#### WHAT THIS TASK INVOLVES
Copy the records below exactly as they are written.

─── SUPPLIED RECORDS

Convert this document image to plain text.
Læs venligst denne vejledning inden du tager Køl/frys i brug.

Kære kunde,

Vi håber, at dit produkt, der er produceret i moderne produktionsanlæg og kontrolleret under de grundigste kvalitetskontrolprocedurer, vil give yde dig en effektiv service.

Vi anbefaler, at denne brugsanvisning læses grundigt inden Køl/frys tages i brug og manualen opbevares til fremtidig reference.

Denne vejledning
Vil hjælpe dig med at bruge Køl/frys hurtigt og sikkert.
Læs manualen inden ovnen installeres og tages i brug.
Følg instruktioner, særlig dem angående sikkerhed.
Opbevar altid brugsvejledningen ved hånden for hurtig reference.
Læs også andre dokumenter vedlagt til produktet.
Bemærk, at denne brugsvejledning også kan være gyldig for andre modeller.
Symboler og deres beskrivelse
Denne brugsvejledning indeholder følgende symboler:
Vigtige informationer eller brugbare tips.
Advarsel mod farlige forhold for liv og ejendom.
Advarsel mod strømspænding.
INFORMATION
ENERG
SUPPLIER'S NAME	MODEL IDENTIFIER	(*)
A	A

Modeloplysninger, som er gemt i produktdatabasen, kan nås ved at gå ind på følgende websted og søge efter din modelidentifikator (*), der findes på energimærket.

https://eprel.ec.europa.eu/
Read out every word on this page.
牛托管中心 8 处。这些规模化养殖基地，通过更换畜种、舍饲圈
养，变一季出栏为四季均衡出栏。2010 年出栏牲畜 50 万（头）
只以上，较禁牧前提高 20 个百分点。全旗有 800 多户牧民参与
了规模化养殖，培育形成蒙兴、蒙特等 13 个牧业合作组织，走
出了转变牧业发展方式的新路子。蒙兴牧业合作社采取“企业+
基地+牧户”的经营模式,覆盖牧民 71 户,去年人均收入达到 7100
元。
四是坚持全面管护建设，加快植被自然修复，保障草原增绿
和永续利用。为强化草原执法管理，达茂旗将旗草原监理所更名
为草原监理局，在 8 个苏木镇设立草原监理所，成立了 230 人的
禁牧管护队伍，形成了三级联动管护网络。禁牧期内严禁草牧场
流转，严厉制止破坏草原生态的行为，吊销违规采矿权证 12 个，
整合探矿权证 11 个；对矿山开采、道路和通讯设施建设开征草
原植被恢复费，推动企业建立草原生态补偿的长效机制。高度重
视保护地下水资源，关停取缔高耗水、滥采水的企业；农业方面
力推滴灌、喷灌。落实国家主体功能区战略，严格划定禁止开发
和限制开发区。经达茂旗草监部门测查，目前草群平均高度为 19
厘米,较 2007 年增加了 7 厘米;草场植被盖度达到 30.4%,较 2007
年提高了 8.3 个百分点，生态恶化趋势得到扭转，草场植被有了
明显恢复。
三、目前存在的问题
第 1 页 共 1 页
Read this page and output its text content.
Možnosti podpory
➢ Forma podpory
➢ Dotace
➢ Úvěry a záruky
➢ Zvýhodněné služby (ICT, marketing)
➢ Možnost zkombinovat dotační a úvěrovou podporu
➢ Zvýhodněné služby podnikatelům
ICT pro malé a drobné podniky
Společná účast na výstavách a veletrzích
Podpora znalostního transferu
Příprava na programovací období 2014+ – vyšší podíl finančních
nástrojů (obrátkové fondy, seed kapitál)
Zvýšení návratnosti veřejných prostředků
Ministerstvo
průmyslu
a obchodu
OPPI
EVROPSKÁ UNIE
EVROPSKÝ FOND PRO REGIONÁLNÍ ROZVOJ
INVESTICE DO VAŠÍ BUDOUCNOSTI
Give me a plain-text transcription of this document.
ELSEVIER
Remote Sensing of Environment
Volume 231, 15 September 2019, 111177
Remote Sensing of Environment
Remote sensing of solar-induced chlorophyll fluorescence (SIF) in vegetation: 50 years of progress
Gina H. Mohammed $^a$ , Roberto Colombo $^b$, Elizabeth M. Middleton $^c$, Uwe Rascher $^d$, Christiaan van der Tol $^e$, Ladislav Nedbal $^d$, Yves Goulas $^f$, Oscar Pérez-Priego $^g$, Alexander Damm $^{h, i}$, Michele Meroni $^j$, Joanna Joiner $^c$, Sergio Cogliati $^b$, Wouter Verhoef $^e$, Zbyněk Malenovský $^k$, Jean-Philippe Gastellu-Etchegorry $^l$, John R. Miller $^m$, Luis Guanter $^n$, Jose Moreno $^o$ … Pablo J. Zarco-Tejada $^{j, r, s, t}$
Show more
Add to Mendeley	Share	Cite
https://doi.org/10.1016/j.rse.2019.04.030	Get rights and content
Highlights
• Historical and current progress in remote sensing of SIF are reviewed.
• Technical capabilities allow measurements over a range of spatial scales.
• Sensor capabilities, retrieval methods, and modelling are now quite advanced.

──────

#### PROBLEM SOLUTION
Convert this document image to plain text.
Læs venligst denne vejledning inden du tager Køl/frys i brug.

Kære kunde,

Vi håber, at dit produkt, der er produceret i moderne produktionsanlæg og kontrolleret under de grundigste kvalitetskontrolprocedurer, vil give yde dig en effektiv service.

Vi anbefaler, at denne brugsanvisning læses grundigt inden Køl/frys tages i brug og manualen opbevares til fremtidig reference.

Denne vejledning
Vil hjælpe dig med at bruge Køl/frys hurtigt og sikkert.
Læs manualen inden ovnen installeres og tages i brug.
Følg instruktioner, særlig dem angående sikkerhed.
Opbevar altid brugsvejledningen ved hånden for hurtig reference.
Læs også andre dokumenter vedlagt til produktet.
Bemærk, at denne brugsvejledning også kan være gyldig for andre modeller.
Symboler og deres beskrivelse
Denne brugsvejledning indeholder følgende symboler:
Vigtige informationer eller brugbare tips.
Advarsel mod farlige forhold for liv og ejendom.
Advarsel mod strømspænding.
INFORMATION
ENERG
SUPPLIER'S NAME	MODEL IDENTIFIER	(*)
A	A

Modeloplysninger, som er gemt i produktdatabasen, kan nås ved at gå ind på følgende websted og søge efter din modelidentifikator (*), der findes på energimærket.

https://eprel.ec.europa.eu/
Read out every word on this page.
牛托管中心 8 处。这些规模化养殖基地，通过更换畜种、舍饲圈
养，变一季出栏为四季均衡出栏。2010 年出栏牲畜 50 万（头）
只以上，较禁牧前提高 20 个百分点。全旗有 800 多户牧民参与
了规模化养殖，培育形成蒙兴、蒙特等 13 个牧业合作组织，走
出了转变牧业发展方式的新路子。蒙兴牧业合作社采取“企业+
基地+牧户”的经营模式,覆盖牧民 71 户,去年人均收入达到 7100
元。
四是坚持全面管护建设，加快植被自然修复，保障草原增绿
和永续利用。为强化草原执法管理，达茂旗将旗草原监理所更名
为草原监理局，在 8 个苏木镇设立草原监理所，成立了 230 人的
禁牧管护队伍，形成了三级联动管护网络。禁牧期内严禁草牧场
流转，严厉制止破坏草原生态的行为，吊销违规采矿权证 12 个，
整合探矿权证 11 个；对矿山开采、道路和通讯设施建设开征草
原植被恢复费，推动企业建立草原生态补偿的长效机制。高度重
视保护地下水资源，关停取缔高耗水、滥采水的企业；农业方面
力推滴灌、喷灌。落实国家主体功能区战略，严格划定禁止开发
和限制开发区。经达茂旗草监部门测查，目前草群平均高度为 19
厘米,较 2007 年增加了 7 厘米;草场植被盖度达到 30.4%,较 2007
年提高了 8.3 个百分点，生态恶化趋势得到扭转，草场植被有了
明显恢复。
三、目前存在的问题
第 1 页 共 1 页
Read this page and output its text content.
Možnosti podpory
➢ Forma podpory
➢ Dotace
➢ Úvěry a záruky
➢ Zvýhodněné služby (ICT, marketing)
➢ Možnost zkombinovat dotační a úvěrovou podporu
➢ Zvýhodněné služby podnikatelům
ICT pro malé a drobné podniky
Společná účast na výstavách a veletrzích
Podpora znalostního transferu
Příprava na programovací období 2014+ – vyšší podíl finančních
nástrojů (obrátkové fondy, seed kapitál)
Zvýšení návratnosti veřejných prostředků
Ministerstvo
průmyslu
a obchodu
OPPI
EVROPSKÁ UNIE
EVROPSKÝ FOND PRO REGIONÁLNÍ ROZVOJ
INVESTICE DO VAŠÍ BUDOUCNOSTI
Give me a plain-text transcription of this document.
ELSEVIER
Remote Sensing of Environment
Volume 231, 15 September 2019, 111177
Remote Sensing of Environment
Remote sensing of solar-induced chlorophyll fluorescence (SIF) in vegetation: 50 years of progress
Gina H. Mohammed $^a$ , Roberto Colombo $^b$, Elizabeth M. Middleton $^c$, Uwe Rascher $^d$, Christiaan van der Tol $^e$, Ladislav Nedbal $^d$, Yves Goulas $^f$, Oscar Pérez-Priego $^g$, Alexander Damm $^{h, i}$, Michele Meroni $^j$, Joanna Joiner $^c$, Sergio Cogliati $^b$, Wouter Verhoef $^e$, Zbyněk Malenovský $^k$, Jean-Philippe Gastellu-Etchegorry $^l$, John R. Miller $^m$, Luis Guanter $^n$, Jose Moreno $^o$ … Pablo J. Zarco-Tejada $^{j, r, s, t}$
Show more
Add to Mendeley	Share	Cite
https://doi.org/10.1016/j.rse.2019.04.030	Get rights and content
Highlights
• Historical and current progress in remote sensing of SIF are reviewed.
• Technical capabilities allow measurements over a range of spatial scales.
• Sensor capabilities, retrieval methods, and modelling are now quite advanced.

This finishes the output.